WRITTEN REQUEST: Exactly as written, please set down all of the entries again, with no pictures.

Extracts from a graphics dataset:

########

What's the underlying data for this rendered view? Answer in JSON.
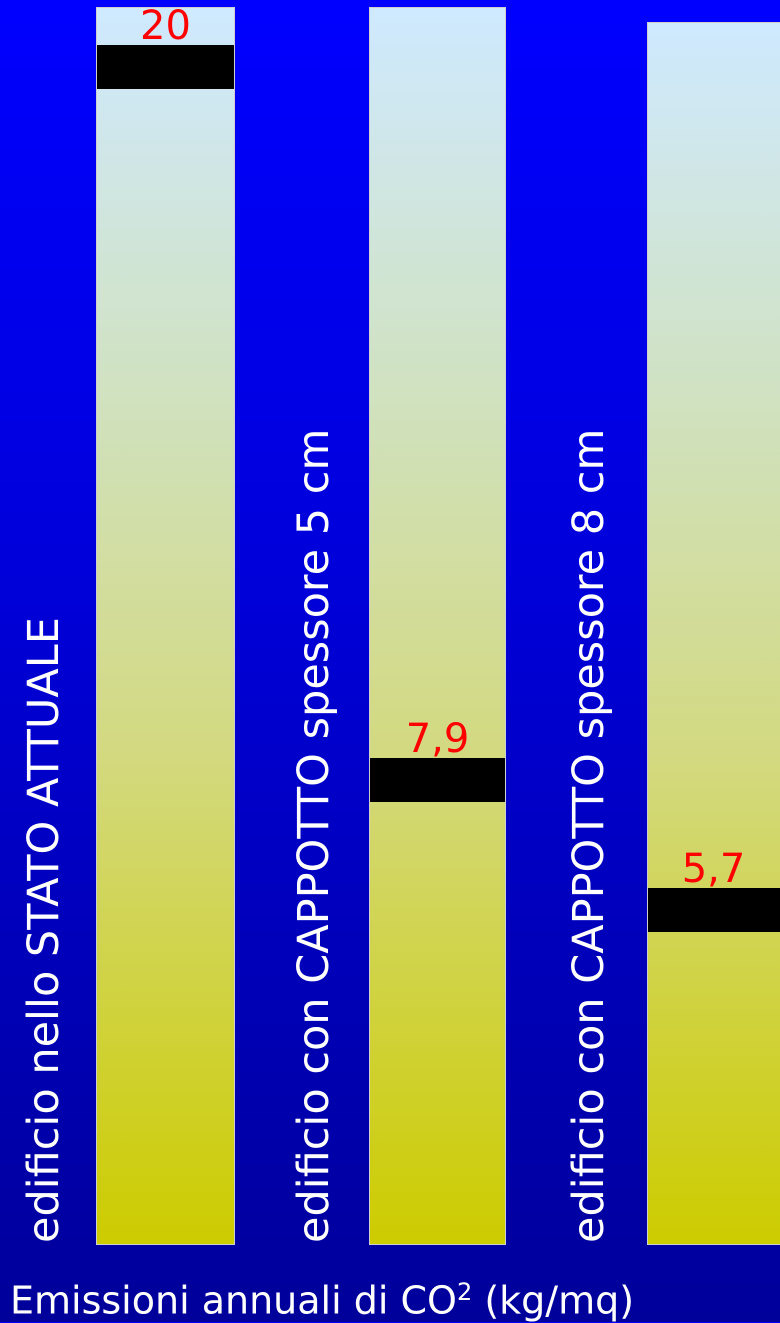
{
  "chart_data": {
    "type": "bar",
    "categories": [
      "edificio nello STATO ATTUALE",
      "edificio con CAPPOTTO spessore 5 cm",
      "edificio con CAPPOTTO spessore 8 cm"
    ],
    "values": [
      20,
      7.9,
      5.7
    ],
    "value_labels": [
      "20",
      "7,9",
      "5,7"
    ],
    "caption": "Emissioni annuali di CO",
    "caption_superscript": "2",
    "caption_units": "(kg/mq)",
    "ylim": [
      0,
      21
    ],
    "colors": {
      "background": "#0000ff",
      "marker": "#000000",
      "value_label": "#ff0000",
      "text": "#ffffff"
    }
  }
}
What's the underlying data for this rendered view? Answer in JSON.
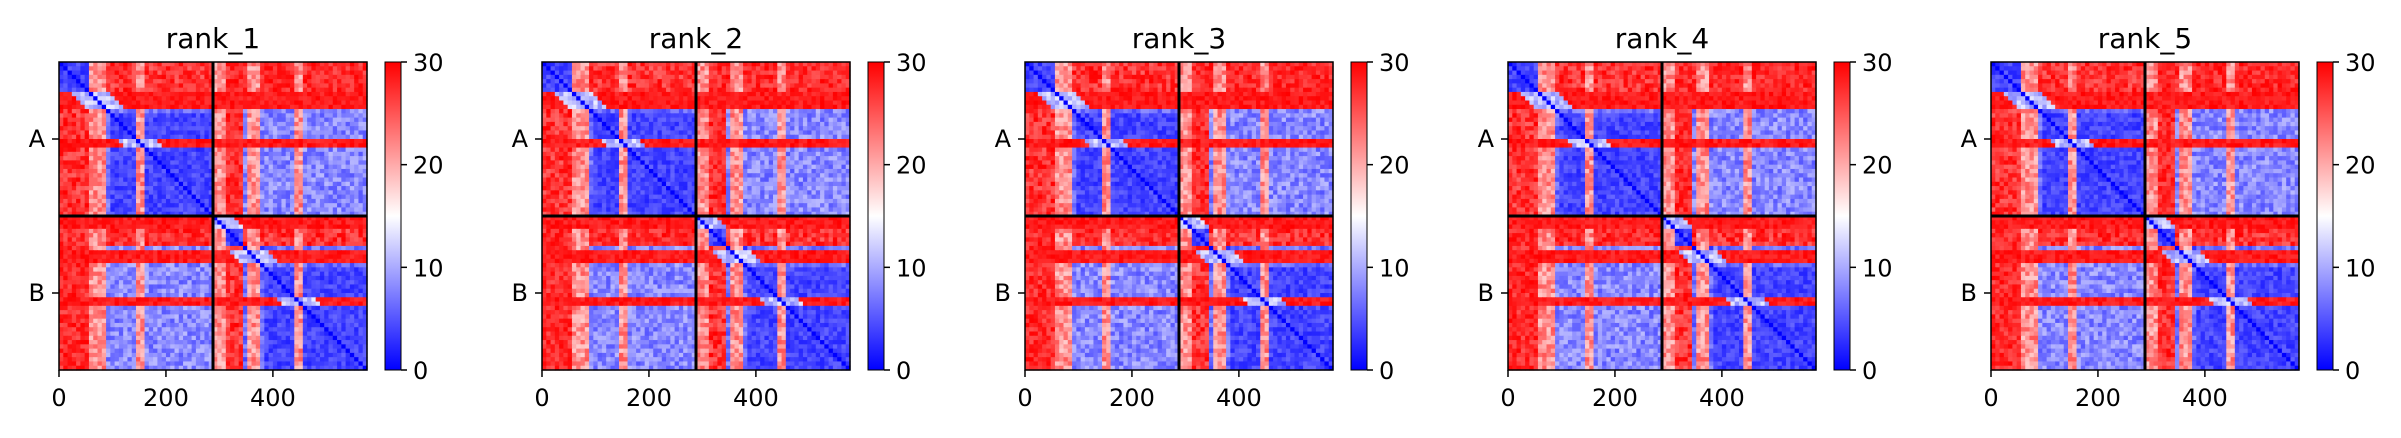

########

TASK OUTPUT:
What's the underlying data for this rendered view? Answer in JSON.
{
  "chart_data": {
    "type": "bar",
    "categories": [
      "edificio nello STATO ATTUALE",
      "edificio con CAPPOTTO spessore 5 cm",
      "edificio con CAPPOTTO spessore 8 cm"
    ],
    "values": [
      20,
      7.9,
      5.7
    ],
    "value_labels": [
      "20",
      "7,9",
      "5,7"
    ],
    "caption": "Emissioni annuali di CO",
    "caption_superscript": "2",
    "caption_units": "(kg/mq)",
    "ylim": [
      0,
      21
    ],
    "colors": {
      "background": "#0000ff",
      "marker": "#000000",
      "value_label": "#ff0000",
      "text": "#ffffff"
    }
  }
}
What's the underlying data for this rendered view? Answer in JSON.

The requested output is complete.